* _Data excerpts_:
** Begin **

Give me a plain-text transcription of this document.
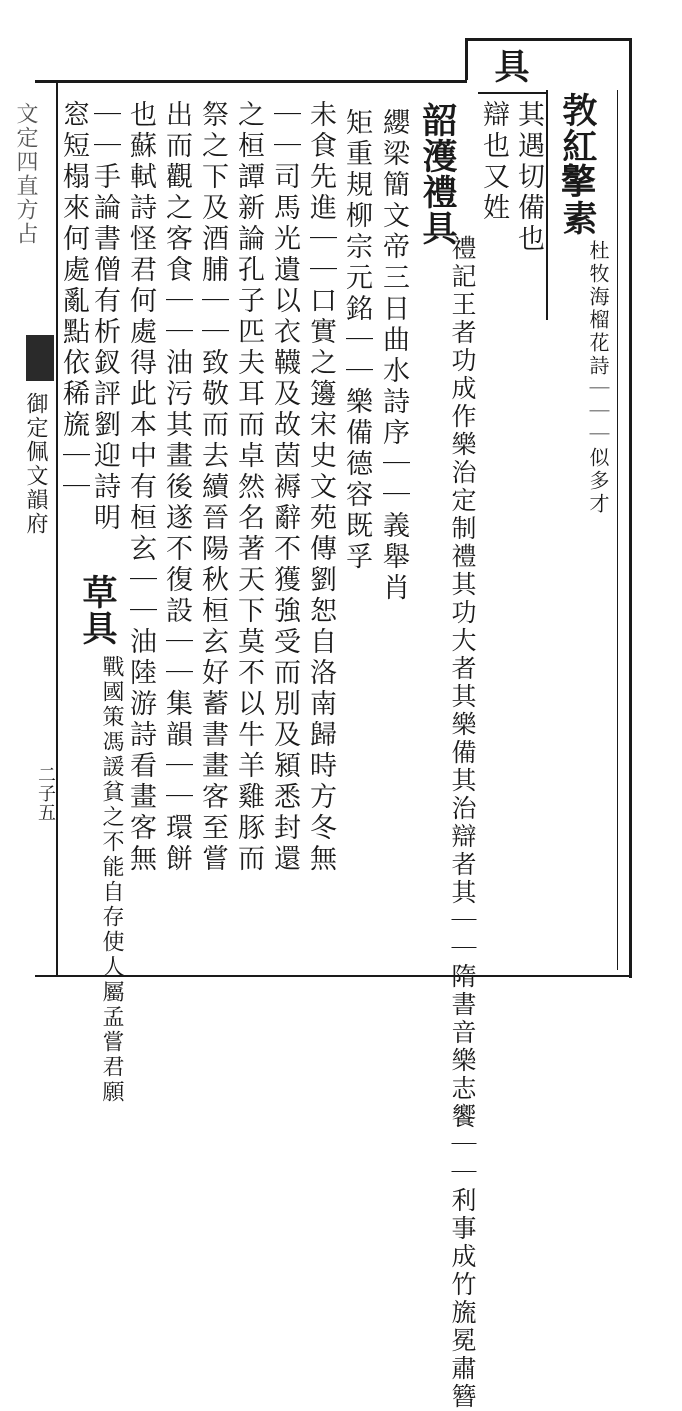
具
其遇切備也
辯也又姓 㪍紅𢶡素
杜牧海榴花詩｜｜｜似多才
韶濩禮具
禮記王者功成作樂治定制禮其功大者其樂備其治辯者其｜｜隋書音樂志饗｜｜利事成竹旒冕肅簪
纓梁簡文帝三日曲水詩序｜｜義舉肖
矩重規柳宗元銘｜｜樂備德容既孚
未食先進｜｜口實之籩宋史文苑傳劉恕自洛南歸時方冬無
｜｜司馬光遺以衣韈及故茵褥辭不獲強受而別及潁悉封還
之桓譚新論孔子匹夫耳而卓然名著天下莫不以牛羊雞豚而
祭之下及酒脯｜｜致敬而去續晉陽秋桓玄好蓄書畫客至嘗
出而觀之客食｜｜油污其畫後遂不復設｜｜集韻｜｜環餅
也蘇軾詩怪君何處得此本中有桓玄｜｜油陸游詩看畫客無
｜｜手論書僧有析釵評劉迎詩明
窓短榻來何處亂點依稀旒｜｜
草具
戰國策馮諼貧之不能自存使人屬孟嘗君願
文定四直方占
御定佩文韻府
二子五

** End **
** Begin **

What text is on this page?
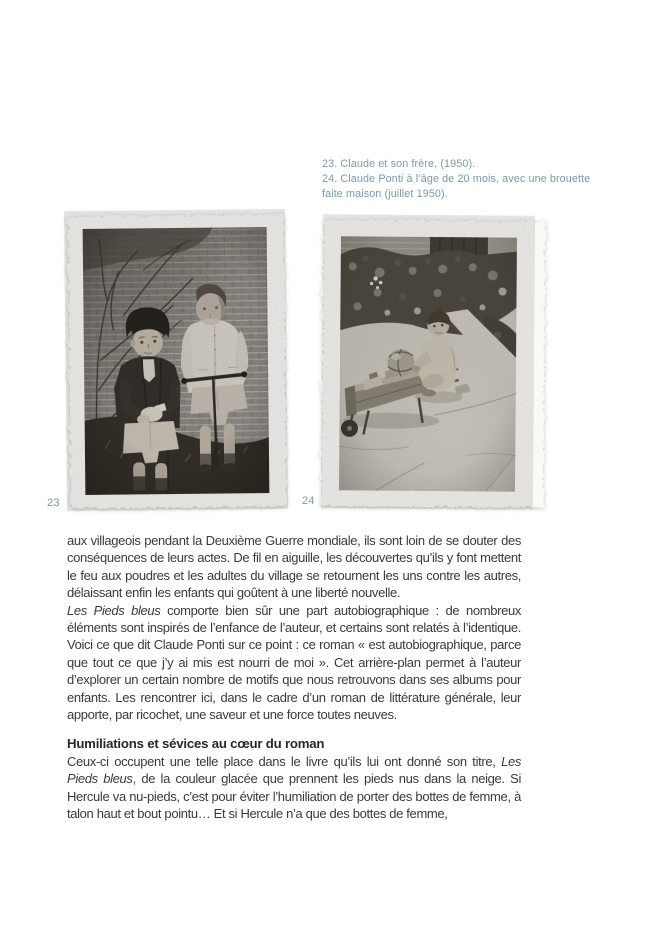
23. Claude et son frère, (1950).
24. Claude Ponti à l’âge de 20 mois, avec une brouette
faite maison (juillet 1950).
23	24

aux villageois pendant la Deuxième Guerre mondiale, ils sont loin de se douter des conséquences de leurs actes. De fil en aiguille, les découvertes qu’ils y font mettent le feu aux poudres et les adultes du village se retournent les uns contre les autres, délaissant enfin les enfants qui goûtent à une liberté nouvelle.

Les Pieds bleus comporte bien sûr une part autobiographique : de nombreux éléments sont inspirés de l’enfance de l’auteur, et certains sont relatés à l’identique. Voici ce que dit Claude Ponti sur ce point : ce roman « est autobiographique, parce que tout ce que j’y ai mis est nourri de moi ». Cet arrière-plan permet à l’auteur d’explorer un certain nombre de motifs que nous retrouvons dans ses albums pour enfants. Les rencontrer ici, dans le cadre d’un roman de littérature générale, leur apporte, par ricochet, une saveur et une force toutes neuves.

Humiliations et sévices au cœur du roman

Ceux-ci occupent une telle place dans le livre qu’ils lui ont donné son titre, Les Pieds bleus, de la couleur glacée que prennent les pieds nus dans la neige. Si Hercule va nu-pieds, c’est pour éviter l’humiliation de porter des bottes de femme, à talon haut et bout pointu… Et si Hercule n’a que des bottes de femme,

** End **

* _GOAL_:
From the data above, work out how many lines contain the string "this" and reply with only the number.

* _RESPONSE TO THE TASK_:
2